=== Data to use ===
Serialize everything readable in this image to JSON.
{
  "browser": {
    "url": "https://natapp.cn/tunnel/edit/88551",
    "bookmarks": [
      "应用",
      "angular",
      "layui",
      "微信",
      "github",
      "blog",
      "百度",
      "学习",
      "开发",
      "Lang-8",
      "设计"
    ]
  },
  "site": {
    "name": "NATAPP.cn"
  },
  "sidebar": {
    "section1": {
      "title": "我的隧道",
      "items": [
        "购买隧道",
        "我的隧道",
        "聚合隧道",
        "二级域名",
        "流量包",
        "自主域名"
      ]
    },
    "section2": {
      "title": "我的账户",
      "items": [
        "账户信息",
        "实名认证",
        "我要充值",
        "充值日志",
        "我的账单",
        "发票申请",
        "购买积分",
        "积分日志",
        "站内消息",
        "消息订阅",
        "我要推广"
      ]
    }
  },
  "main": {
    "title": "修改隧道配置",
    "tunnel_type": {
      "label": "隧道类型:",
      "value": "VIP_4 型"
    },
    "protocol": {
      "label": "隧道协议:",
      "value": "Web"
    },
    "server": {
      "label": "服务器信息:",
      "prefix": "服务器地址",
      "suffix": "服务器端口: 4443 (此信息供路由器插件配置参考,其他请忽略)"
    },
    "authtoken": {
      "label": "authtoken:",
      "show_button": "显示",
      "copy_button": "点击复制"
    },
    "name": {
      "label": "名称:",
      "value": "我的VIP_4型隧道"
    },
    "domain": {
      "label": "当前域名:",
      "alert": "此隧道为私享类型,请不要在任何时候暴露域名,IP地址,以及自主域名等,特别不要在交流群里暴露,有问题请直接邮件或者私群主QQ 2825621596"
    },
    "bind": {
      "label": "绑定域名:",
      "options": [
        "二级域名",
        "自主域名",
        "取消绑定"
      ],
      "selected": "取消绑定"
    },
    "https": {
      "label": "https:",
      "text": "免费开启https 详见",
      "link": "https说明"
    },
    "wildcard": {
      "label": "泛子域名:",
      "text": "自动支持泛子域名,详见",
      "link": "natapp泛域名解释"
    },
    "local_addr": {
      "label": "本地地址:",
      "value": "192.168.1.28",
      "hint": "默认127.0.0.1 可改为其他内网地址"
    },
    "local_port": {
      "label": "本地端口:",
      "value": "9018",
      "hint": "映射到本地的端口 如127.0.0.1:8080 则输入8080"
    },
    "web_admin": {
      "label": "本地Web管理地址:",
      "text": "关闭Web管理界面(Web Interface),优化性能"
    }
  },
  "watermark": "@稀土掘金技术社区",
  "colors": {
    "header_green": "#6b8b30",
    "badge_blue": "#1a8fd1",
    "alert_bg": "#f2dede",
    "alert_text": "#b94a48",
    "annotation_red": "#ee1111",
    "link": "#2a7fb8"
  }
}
===
**The exercise:** Print every record exactly as it was given.

**The response:**
Serialize everything readable in this image to JSON.
{
  "browser": {
    "url": "https://natapp.cn/tunnel/edit/88551",
    "bookmarks": [
      "应用",
      "angular",
      "layui",
      "微信",
      "github",
      "blog",
      "百度",
      "学习",
      "开发",
      "Lang-8",
      "设计"
    ]
  },
  "site": {
    "name": "NATAPP.cn"
  },
  "sidebar": {
    "section1": {
      "title": "我的隧道",
      "items": [
        "购买隧道",
        "我的隧道",
        "聚合隧道",
        "二级域名",
        "流量包",
        "自主域名"
      ]
    },
    "section2": {
      "title": "我的账户",
      "items": [
        "账户信息",
        "实名认证",
        "我要充值",
        "充值日志",
        "我的账单",
        "发票申请",
        "购买积分",
        "积分日志",
        "站内消息",
        "消息订阅",
        "我要推广"
      ]
    }
  },
  "main": {
    "title": "修改隧道配置",
    "tunnel_type": {
      "label": "隧道类型:",
      "value": "VIP_4 型"
    },
    "protocol": {
      "label": "隧道协议:",
      "value": "Web"
    },
    "server": {
      "label": "服务器信息:",
      "prefix": "服务器地址",
      "suffix": "服务器端口: 4443 (此信息供路由器插件配置参考,其他请忽略)"
    },
    "authtoken": {
      "label": "authtoken:",
      "show_button": "显示",
      "copy_button": "点击复制"
    },
    "name": {
      "label": "名称:",
      "value": "我的VIP_4型隧道"
    },
    "domain": {
      "label": "当前域名:",
      "alert": "此隧道为私享类型,请不要在任何时候暴露域名,IP地址,以及自主域名等,特别不要在交流群里暴露,有问题请直接邮件或者私群主QQ 2825621596"
    },
    "bind": {
      "label": "绑定域名:",
      "options": [
        "二级域名",
        "自主域名",
        "取消绑定"
      ],
      "selected": "取消绑定"
    },
    "https": {
      "label": "https:",
      "text": "免费开启https 详见",
      "link": "https说明"
    },
    "wildcard": {
      "label": "泛子域名:",
      "text": "自动支持泛子域名,详见",
      "link": "natapp泛域名解释"
    },
    "local_addr": {
      "label": "本地地址:",
      "value": "192.168.1.28",
      "hint": "默认127.0.0.1 可改为其他内网地址"
    },
    "local_port": {
      "label": "本地端口:",
      "value": "9018",
      "hint": "映射到本地的端口 如127.0.0.1:8080 则输入8080"
    },
    "web_admin": {
      "label": "本地Web管理地址:",
      "text": "关闭Web管理界面(Web Interface),优化性能"
    }
  },
  "watermark": "@稀土掘金技术社区",
  "colors": {
    "header_green": "#6b8b30",
    "badge_blue": "#1a8fd1",
    "alert_bg": "#f2dede",
    "alert_text": "#b94a48",
    "annotation_red": "#ee1111",
    "link": "#2a7fb8"
  }
}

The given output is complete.